THE REQUEST: Work through the data and report how many lines include the string "talk", giving the number alone.

Collected data
—————
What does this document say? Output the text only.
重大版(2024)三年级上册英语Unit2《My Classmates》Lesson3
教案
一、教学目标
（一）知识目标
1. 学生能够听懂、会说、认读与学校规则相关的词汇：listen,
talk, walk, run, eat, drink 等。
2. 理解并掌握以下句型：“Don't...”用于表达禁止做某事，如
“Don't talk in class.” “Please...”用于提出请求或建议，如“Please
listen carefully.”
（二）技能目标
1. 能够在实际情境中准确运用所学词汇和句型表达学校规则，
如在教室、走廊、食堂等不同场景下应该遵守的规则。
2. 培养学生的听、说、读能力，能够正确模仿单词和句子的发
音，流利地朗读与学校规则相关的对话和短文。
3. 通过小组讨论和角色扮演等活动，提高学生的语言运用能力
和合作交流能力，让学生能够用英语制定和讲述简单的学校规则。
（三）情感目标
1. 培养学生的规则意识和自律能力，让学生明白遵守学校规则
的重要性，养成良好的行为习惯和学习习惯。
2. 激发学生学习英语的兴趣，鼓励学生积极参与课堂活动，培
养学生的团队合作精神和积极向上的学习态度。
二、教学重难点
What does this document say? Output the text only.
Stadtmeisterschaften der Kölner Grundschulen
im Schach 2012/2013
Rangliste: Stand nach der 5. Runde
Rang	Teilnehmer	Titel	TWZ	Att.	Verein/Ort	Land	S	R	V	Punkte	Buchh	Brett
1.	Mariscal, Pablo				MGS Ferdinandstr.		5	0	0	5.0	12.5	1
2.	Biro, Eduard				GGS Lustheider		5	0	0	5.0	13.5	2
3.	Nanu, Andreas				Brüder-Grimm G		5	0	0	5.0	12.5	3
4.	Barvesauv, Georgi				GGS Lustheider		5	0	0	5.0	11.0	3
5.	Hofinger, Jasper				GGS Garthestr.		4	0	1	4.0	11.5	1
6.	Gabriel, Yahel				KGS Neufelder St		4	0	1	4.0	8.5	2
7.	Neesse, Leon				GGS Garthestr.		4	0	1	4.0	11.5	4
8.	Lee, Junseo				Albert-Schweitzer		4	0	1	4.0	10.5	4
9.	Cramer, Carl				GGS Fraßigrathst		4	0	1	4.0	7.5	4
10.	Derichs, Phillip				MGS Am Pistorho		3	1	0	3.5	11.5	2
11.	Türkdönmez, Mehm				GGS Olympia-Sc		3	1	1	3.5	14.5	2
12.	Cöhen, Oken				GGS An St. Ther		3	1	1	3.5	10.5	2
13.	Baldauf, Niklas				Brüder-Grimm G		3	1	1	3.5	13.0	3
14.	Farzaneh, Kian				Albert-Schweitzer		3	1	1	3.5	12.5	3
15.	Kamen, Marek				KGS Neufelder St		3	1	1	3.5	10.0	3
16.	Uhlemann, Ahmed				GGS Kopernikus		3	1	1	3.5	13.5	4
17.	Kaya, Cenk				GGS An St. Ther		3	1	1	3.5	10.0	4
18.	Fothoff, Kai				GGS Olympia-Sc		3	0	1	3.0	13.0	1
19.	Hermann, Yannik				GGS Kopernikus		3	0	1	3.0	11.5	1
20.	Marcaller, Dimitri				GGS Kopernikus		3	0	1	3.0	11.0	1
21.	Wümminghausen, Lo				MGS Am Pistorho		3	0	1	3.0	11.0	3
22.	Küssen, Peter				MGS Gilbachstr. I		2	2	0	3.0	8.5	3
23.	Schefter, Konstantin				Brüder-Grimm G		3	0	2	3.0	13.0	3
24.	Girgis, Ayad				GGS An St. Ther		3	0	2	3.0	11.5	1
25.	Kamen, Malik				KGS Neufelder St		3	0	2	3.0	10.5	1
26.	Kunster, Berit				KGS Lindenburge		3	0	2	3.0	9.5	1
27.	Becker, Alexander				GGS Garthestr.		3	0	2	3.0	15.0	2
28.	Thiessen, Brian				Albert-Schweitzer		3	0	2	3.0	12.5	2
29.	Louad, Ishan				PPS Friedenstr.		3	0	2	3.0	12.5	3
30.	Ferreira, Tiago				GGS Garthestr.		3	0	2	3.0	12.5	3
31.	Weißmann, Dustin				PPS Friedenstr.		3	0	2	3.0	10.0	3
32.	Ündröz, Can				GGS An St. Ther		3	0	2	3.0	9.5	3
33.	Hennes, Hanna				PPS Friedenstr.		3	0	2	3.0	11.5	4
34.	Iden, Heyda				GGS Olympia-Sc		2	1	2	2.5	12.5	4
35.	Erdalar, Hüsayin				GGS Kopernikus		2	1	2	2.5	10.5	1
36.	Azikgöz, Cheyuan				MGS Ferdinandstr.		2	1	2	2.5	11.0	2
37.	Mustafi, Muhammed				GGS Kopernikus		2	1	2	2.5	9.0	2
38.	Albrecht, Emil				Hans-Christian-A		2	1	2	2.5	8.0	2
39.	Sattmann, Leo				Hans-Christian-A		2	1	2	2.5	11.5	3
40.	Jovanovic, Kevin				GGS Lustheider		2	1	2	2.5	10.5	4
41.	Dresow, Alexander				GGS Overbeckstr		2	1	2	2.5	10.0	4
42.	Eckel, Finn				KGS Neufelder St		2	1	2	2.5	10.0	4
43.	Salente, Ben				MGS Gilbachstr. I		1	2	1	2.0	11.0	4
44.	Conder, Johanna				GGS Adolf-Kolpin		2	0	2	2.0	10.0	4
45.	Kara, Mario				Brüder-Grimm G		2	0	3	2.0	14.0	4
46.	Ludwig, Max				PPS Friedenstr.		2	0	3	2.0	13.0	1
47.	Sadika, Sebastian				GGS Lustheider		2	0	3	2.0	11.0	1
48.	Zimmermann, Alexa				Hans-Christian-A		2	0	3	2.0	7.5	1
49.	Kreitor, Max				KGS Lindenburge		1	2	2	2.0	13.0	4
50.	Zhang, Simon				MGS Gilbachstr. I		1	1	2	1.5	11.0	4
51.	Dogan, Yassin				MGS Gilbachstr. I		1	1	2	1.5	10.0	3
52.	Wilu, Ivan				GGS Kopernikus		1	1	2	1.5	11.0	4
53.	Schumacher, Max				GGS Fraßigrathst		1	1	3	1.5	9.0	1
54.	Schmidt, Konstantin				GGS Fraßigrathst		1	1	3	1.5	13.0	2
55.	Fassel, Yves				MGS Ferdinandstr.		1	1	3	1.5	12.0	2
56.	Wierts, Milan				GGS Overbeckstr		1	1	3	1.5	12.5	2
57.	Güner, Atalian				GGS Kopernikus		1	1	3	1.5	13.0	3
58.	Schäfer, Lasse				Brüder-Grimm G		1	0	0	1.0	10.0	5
—————
TASK RESULT: 2